■ Dataset entries
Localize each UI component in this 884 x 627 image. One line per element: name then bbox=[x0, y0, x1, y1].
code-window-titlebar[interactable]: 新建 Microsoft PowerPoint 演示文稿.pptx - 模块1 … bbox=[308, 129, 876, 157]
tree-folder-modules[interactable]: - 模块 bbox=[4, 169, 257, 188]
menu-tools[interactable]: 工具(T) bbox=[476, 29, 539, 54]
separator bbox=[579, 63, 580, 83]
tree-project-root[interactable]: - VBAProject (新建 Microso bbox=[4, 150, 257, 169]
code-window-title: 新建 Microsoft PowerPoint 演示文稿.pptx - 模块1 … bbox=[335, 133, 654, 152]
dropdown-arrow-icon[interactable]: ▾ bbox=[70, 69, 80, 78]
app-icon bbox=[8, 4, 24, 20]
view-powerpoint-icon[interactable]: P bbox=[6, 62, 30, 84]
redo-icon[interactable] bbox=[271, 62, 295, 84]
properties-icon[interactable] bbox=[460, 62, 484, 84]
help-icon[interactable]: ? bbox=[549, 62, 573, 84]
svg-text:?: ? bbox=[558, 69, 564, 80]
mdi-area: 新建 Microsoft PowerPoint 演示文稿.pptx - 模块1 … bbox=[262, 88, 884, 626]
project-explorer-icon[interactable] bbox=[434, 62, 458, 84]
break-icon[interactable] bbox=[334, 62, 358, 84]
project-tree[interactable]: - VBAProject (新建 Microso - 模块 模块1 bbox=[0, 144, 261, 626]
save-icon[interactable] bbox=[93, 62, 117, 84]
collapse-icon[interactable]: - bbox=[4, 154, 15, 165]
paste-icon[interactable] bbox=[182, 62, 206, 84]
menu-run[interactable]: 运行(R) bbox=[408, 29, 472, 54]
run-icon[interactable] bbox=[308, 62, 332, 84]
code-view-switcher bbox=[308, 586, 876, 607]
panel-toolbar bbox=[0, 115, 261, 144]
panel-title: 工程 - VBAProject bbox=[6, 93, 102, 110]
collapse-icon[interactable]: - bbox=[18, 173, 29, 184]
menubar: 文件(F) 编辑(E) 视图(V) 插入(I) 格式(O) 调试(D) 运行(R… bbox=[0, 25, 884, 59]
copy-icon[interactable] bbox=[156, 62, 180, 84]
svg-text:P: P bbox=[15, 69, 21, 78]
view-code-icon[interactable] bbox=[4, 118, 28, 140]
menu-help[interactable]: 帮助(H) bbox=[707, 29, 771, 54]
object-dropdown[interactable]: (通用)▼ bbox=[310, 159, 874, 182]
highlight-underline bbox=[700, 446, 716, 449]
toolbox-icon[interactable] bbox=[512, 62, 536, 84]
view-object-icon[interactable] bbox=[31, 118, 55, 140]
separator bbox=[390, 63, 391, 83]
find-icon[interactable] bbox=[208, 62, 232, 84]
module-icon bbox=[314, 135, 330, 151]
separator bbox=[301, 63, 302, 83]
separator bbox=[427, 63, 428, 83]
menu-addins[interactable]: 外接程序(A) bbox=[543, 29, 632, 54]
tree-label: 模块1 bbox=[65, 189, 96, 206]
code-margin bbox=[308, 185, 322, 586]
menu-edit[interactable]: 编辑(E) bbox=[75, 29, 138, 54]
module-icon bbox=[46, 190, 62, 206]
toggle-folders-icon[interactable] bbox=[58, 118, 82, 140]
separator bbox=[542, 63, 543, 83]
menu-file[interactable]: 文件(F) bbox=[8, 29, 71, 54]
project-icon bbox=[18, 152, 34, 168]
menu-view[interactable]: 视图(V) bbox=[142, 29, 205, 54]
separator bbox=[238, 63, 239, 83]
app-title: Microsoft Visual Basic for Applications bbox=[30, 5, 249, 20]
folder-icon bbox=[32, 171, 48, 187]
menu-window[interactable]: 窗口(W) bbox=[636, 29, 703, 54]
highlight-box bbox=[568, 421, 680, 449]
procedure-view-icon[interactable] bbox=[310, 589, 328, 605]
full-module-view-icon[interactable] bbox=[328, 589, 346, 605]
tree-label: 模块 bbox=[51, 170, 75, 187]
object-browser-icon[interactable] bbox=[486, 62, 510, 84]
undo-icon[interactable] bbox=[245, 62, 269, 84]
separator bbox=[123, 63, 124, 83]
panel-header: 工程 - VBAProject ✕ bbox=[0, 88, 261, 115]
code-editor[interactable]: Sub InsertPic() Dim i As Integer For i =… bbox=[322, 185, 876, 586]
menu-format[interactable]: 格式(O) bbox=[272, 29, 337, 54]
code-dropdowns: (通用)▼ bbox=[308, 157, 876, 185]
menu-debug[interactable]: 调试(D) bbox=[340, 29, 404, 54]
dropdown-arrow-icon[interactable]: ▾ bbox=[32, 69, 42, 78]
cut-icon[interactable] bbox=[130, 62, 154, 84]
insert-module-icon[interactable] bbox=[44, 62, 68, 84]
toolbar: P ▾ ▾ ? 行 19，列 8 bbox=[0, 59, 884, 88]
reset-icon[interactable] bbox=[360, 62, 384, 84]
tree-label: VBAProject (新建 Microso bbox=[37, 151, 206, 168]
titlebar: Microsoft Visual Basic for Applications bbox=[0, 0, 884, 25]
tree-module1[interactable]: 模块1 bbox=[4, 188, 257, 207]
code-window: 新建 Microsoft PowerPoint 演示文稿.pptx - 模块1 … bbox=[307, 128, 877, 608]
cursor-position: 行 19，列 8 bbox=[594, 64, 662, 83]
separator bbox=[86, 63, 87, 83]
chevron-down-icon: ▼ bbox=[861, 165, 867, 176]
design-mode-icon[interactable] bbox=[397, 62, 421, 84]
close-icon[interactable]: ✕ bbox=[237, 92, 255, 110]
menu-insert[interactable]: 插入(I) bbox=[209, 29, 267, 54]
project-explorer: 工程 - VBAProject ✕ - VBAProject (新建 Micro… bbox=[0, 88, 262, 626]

■ Description of the task
Rewrite the stretch of items from the start through the line containing "view-object-icon[interactable] bbox=[31, 118, 55, 140]", putting "undo-icon" in place of "redo-icon" and leaving everything else unchanged.

■ Reply to the task
Localize each UI component in this 884 x 627 image. One line per element: name then bbox=[x0, y0, x1, y1].
code-window-titlebar[interactable]: 新建 Microsoft PowerPoint 演示文稿.pptx - 模块1 … bbox=[308, 129, 876, 157]
tree-folder-modules[interactable]: - 模块 bbox=[4, 169, 257, 188]
menu-tools[interactable]: 工具(T) bbox=[476, 29, 539, 54]
separator bbox=[579, 63, 580, 83]
tree-project-root[interactable]: - VBAProject (新建 Microso bbox=[4, 150, 257, 169]
code-window-title: 新建 Microsoft PowerPoint 演示文稿.pptx - 模块1 … bbox=[335, 133, 654, 152]
dropdown-arrow-icon[interactable]: ▾ bbox=[70, 69, 80, 78]
app-icon bbox=[8, 4, 24, 20]
view-powerpoint-icon[interactable]: P bbox=[6, 62, 30, 84]
undo-icon[interactable] bbox=[271, 62, 295, 84]
properties-icon[interactable] bbox=[460, 62, 484, 84]
help-icon[interactable]: ? bbox=[549, 62, 573, 84]
svg-text:?: ? bbox=[558, 69, 564, 80]
mdi-area: 新建 Microsoft PowerPoint 演示文稿.pptx - 模块1 … bbox=[262, 88, 884, 626]
project-explorer-icon[interactable] bbox=[434, 62, 458, 84]
break-icon[interactable] bbox=[334, 62, 358, 84]
project-tree[interactable]: - VBAProject (新建 Microso - 模块 模块1 bbox=[0, 144, 261, 626]
save-icon[interactable] bbox=[93, 62, 117, 84]
collapse-icon[interactable]: - bbox=[4, 154, 15, 165]
paste-icon[interactable] bbox=[182, 62, 206, 84]
menu-run[interactable]: 运行(R) bbox=[408, 29, 472, 54]
run-icon[interactable] bbox=[308, 62, 332, 84]
code-view-switcher bbox=[308, 586, 876, 607]
panel-toolbar bbox=[0, 115, 261, 144]
panel-title: 工程 - VBAProject bbox=[6, 93, 102, 110]
collapse-icon[interactable]: - bbox=[18, 173, 29, 184]
menubar: 文件(F) 编辑(E) 视图(V) 插入(I) 格式(O) 调试(D) 运行(R… bbox=[0, 25, 884, 59]
copy-icon[interactable] bbox=[156, 62, 180, 84]
svg-text:P: P bbox=[15, 69, 21, 78]
view-code-icon[interactable] bbox=[4, 118, 28, 140]
menu-help[interactable]: 帮助(H) bbox=[707, 29, 771, 54]
object-dropdown[interactable]: (通用)▼ bbox=[310, 159, 874, 182]
highlight-underline bbox=[700, 446, 716, 449]
toolbox-icon[interactable] bbox=[512, 62, 536, 84]
view-object-icon[interactable] bbox=[31, 118, 55, 140]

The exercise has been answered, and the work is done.